▸ TASK STATEMENT
Output the rows below without any changes, starting at the first one and ending after the line containing "azimuth-label: 30 [1010, 87, 1023, 98]".

(Layout annotation rows)
--- START ---

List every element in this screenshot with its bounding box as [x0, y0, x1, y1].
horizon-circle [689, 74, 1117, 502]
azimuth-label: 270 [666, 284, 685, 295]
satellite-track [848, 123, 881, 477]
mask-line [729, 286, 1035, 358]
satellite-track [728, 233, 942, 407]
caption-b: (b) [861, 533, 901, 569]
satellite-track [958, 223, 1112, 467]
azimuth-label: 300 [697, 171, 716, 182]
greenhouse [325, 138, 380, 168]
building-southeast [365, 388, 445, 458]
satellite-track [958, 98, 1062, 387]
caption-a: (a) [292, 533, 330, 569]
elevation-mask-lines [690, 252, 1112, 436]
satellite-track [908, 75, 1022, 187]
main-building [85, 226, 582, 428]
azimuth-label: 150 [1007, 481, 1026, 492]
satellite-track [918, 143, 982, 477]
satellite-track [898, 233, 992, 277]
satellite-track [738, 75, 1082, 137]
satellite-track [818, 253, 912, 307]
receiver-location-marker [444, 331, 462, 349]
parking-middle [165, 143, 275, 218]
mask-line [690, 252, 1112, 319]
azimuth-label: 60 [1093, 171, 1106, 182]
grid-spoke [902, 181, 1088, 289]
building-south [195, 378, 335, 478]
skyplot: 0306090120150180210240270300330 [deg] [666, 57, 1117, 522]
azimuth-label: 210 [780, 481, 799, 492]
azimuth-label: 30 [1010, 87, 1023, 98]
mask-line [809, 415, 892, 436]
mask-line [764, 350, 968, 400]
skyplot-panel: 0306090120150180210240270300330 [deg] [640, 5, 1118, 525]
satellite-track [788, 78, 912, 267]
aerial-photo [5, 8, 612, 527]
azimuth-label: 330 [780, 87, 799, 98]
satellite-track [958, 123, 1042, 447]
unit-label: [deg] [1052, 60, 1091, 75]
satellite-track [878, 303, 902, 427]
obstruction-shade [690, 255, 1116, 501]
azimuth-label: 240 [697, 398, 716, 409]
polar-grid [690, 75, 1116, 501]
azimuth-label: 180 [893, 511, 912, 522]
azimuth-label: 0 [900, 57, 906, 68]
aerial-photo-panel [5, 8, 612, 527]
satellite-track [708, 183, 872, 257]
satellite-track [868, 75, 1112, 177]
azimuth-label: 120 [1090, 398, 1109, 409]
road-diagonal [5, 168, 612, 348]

--- END ---

▸ RESULT FOR THIS EXERCISE
List every element in this screenshot with its bounding box as [x0, y0, x1, y1].
horizon-circle [689, 74, 1117, 502]
azimuth-label: 270 [666, 284, 685, 295]
satellite-track [848, 123, 881, 477]
mask-line [729, 286, 1035, 358]
satellite-track [728, 233, 942, 407]
caption-b: (b) [861, 533, 901, 569]
satellite-track [958, 223, 1112, 467]
azimuth-label: 300 [697, 171, 716, 182]
greenhouse [325, 138, 380, 168]
building-southeast [365, 388, 445, 458]
satellite-track [958, 98, 1062, 387]
caption-a: (a) [292, 533, 330, 569]
elevation-mask-lines [690, 252, 1112, 436]
satellite-track [908, 75, 1022, 187]
main-building [85, 226, 582, 428]
azimuth-label: 150 [1007, 481, 1026, 492]
satellite-track [918, 143, 982, 477]
satellite-track [898, 233, 992, 277]
satellite-track [738, 75, 1082, 137]
satellite-track [818, 253, 912, 307]
receiver-location-marker [444, 331, 462, 349]
parking-middle [165, 143, 275, 218]
mask-line [690, 252, 1112, 319]
azimuth-label: 60 [1093, 171, 1106, 182]
grid-spoke [902, 181, 1088, 289]
building-south [195, 378, 335, 478]
skyplot: 0306090120150180210240270300330 [deg] [666, 57, 1117, 522]
azimuth-label: 210 [780, 481, 799, 492]
azimuth-label: 30 [1010, 87, 1023, 98]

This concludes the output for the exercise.